● **RECORDS FOR THE EXERCISE**

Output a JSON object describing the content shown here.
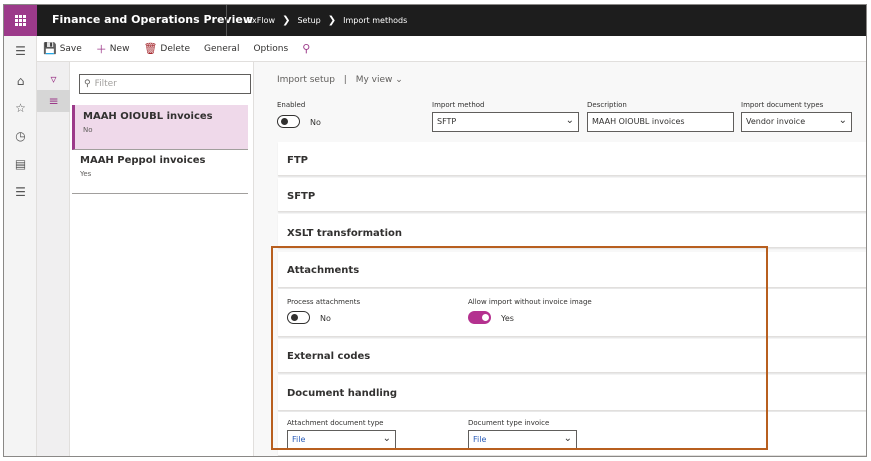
{
  "topbar": {
    "app_title": "Finance and Operations Preview",
    "breadcrumb": [
      "ExFlow",
      "Setup",
      "Import methods"
    ]
  },
  "actions": {
    "save": "Save",
    "new": "New",
    "delete": "Delete",
    "general": "General",
    "options": "Options"
  },
  "list": {
    "filter_placeholder": "Filter",
    "items": [
      {
        "title": "MAAH OIOUBL invoices",
        "subtitle": "No"
      },
      {
        "title": "MAAH Peppol invoices",
        "subtitle": "Yes"
      }
    ]
  },
  "view": {
    "title": "Import setup",
    "separator": "|",
    "view_name": "My view"
  },
  "header_fields": {
    "enabled_label": "Enabled",
    "enabled_value": "No",
    "import_method_label": "Import method",
    "import_method_value": "SFTP",
    "description_label": "Description",
    "description_value": "MAAH OIOUBL invoices",
    "doc_types_label": "Import document types",
    "doc_types_value": "Vendor invoice"
  },
  "sections": {
    "ftp": "FTP",
    "sftp": "SFTP",
    "xslt": "XSLT transformation",
    "attachments": "Attachments",
    "external_codes": "External codes",
    "document_handling": "Document handling"
  },
  "attachments": {
    "process_label": "Process attachments",
    "process_value": "No",
    "allow_label": "Allow import without invoice image",
    "allow_value": "Yes"
  },
  "document_handling": {
    "attachment_type_label": "Attachment document type",
    "attachment_type_value": "File",
    "invoice_type_label": "Document type invoice",
    "invoice_type_value": "File"
  },
  "colors": {
    "accent": "#9c3a8a",
    "highlight_border": "#b85f1f",
    "topbar": "#1d1d1d"
  }
}
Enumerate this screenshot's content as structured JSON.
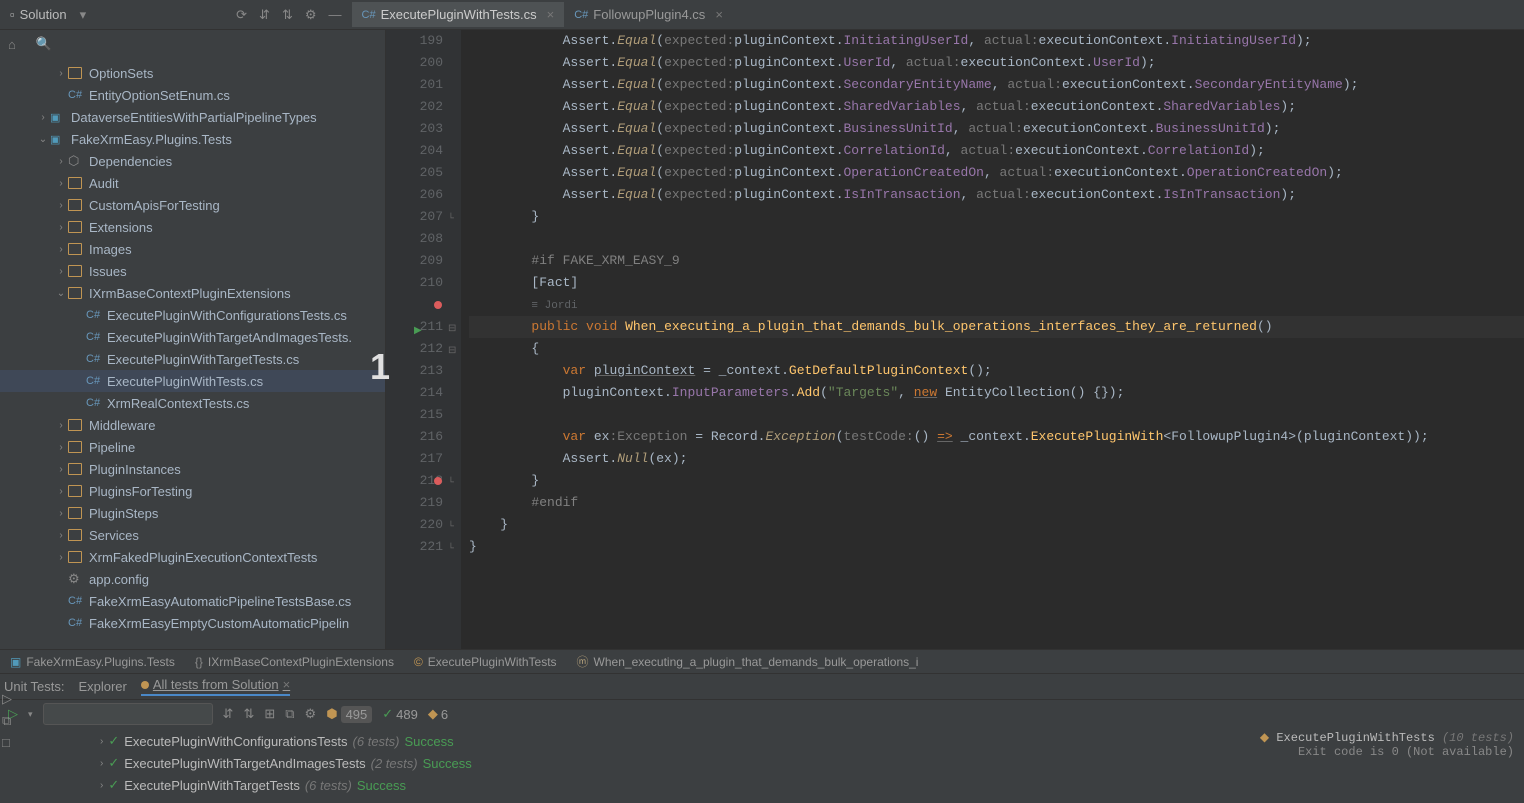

● **EXERCISE REQUIREMENTS**
Reproduce the full listing above verbatim, with no pictures included.

● **FULL SOLUTION**
Output a JSON object describing the content shown here.
{
  "topbar": {
    "app_title": "Finance and Operations Preview",
    "breadcrumb": [
      "ExFlow",
      "Setup",
      "Import methods"
    ]
  },
  "actions": {
    "save": "Save",
    "new": "New",
    "delete": "Delete",
    "general": "General",
    "options": "Options"
  },
  "list": {
    "filter_placeholder": "Filter",
    "items": [
      {
        "title": "MAAH OIOUBL invoices",
        "subtitle": "No"
      },
      {
        "title": "MAAH Peppol invoices",
        "subtitle": "Yes"
      }
    ]
  },
  "view": {
    "title": "Import setup",
    "separator": "|",
    "view_name": "My view"
  },
  "header_fields": {
    "enabled_label": "Enabled",
    "enabled_value": "No",
    "import_method_label": "Import method",
    "import_method_value": "SFTP",
    "description_label": "Description",
    "description_value": "MAAH OIOUBL invoices",
    "doc_types_label": "Import document types",
    "doc_types_value": "Vendor invoice"
  },
  "sections": {
    "ftp": "FTP",
    "sftp": "SFTP",
    "xslt": "XSLT transformation",
    "attachments": "Attachments",
    "external_codes": "External codes",
    "document_handling": "Document handling"
  },
  "attachments": {
    "process_label": "Process attachments",
    "process_value": "No",
    "allow_label": "Allow import without invoice image",
    "allow_value": "Yes"
  },
  "document_handling": {
    "attachment_type_label": "Attachment document type",
    "attachment_type_value": "File",
    "invoice_type_label": "Document type invoice",
    "invoice_type_value": "File"
  },
  "colors": {
    "accent": "#9c3a8a",
    "highlight_border": "#b85f1f",
    "topbar": "#1d1d1d"
  }
}
Enumerate this screenshot's content as structured JSON.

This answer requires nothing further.